**WHAT YOU NEED TO DO**
Transcribe every entry word for word, leaving out all images.

◇ ◇ ◇ ◇ ◇ ◇ ◇

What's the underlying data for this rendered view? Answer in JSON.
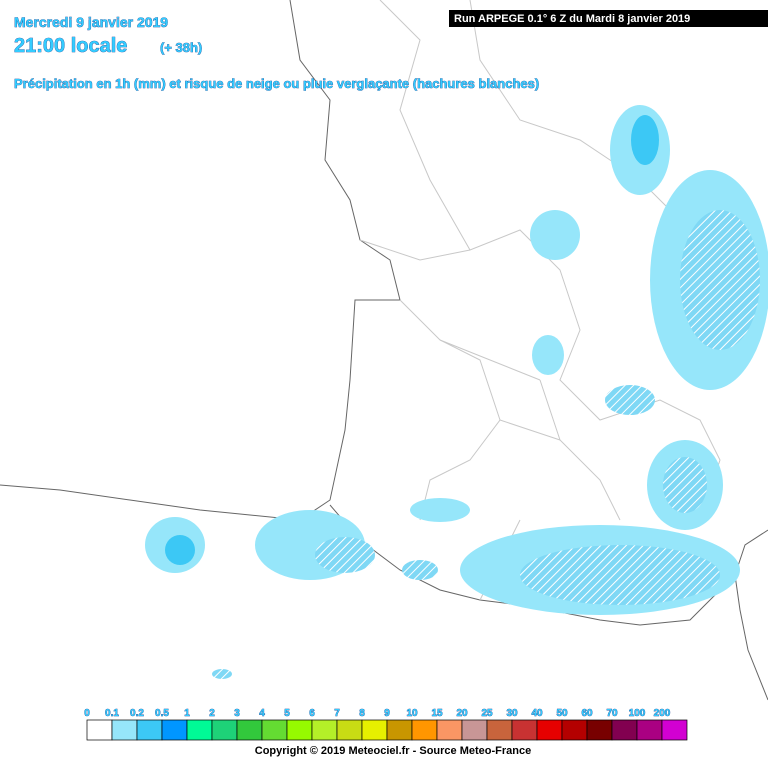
{
  "header": {
    "date": "Mercredi 9 janvier 2019",
    "time": "21:00 locale",
    "lead": "(+ 38h)",
    "subtitle": "Précipitation en 1h (mm) et risque de neige ou pluie verglaçante (hachures blanches)",
    "run": "Run ARPEGE 0.1° 6 Z du Mardi 8 janvier 2019"
  },
  "legend": {
    "ticks": [
      0,
      0.1,
      0.2,
      0.5,
      1,
      2,
      3,
      4,
      5,
      6,
      7,
      8,
      9,
      10,
      15,
      20,
      25,
      30,
      40,
      50,
      60,
      70,
      100,
      200
    ],
    "colors": [
      "#ffffff",
      "#96e6fa",
      "#3cc8f5",
      "#0096ff",
      "#00fa96",
      "#1ed278",
      "#32c83c",
      "#64dc32",
      "#96fa00",
      "#b4f028",
      "#c8dc14",
      "#e6f000",
      "#c89600",
      "#ff9600",
      "#fa9664",
      "#c89696",
      "#c8643c",
      "#c83232",
      "#e60000",
      "#b40000",
      "#780000",
      "#820050",
      "#aa0082",
      "#d200d2"
    ]
  },
  "footer": {
    "copyright": "Copyright © 2019 Meteociel.fr - Source Meteo-France"
  }
}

◇ ◇ ◇ ◇ ◇ ◇ ◇

**THE OUTPUT**
What's the underlying data for this rendered view? Answer in JSON.
{
  "header": {
    "date": "Mercredi 9 janvier 2019",
    "time": "21:00 locale",
    "lead": "(+ 38h)",
    "subtitle": "Précipitation en 1h (mm) et risque de neige ou pluie verglaçante (hachures blanches)",
    "run": "Run ARPEGE 0.1° 6 Z du Mardi 8 janvier 2019"
  },
  "legend": {
    "ticks": [
      0,
      0.1,
      0.2,
      0.5,
      1,
      2,
      3,
      4,
      5,
      6,
      7,
      8,
      9,
      10,
      15,
      20,
      25,
      30,
      40,
      50,
      60,
      70,
      100,
      200
    ],
    "colors": [
      "#ffffff",
      "#96e6fa",
      "#3cc8f5",
      "#0096ff",
      "#00fa96",
      "#1ed278",
      "#32c83c",
      "#64dc32",
      "#96fa00",
      "#b4f028",
      "#c8dc14",
      "#e6f000",
      "#c89600",
      "#ff9600",
      "#fa9664",
      "#c89696",
      "#c8643c",
      "#c83232",
      "#e60000",
      "#b40000",
      "#780000",
      "#820050",
      "#aa0082",
      "#d200d2"
    ]
  },
  "footer": {
    "copyright": "Copyright © 2019 Meteociel.fr - Source Meteo-France"
  }
}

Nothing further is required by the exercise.